┌─ Information shown

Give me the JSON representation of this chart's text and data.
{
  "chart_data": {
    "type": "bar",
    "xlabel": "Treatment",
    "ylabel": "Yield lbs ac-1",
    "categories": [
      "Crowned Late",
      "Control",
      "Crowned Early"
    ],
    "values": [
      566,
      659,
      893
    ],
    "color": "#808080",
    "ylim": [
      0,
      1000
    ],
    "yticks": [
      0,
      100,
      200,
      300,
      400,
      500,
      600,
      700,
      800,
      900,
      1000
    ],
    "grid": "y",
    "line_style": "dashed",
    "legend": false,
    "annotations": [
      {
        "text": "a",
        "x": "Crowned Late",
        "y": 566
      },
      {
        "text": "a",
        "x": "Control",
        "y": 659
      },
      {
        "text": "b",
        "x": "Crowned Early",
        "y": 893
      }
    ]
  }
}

└─

## Written problem
Your task is to retype all the records above with nothing left out.

## Solution
Give me the JSON representation of this chart's text and data.
{
  "chart_data": {
    "type": "bar",
    "xlabel": "Treatment",
    "ylabel": "Yield lbs ac-1",
    "categories": [
      "Crowned Late",
      "Control",
      "Crowned Early"
    ],
    "values": [
      566,
      659,
      893
    ],
    "color": "#808080",
    "ylim": [
      0,
      1000
    ],
    "yticks": [
      0,
      100,
      200,
      300,
      400,
      500,
      600,
      700,
      800,
      900,
      1000
    ],
    "grid": "y",
    "line_style": "dashed",
    "legend": false,
    "annotations": [
      {
        "text": "a",
        "x": "Crowned Late",
        "y": 566
      },
      {
        "text": "a",
        "x": "Control",
        "y": 659
      },
      {
        "text": "b",
        "x": "Crowned Early",
        "y": 893
      }
    ]
  }
}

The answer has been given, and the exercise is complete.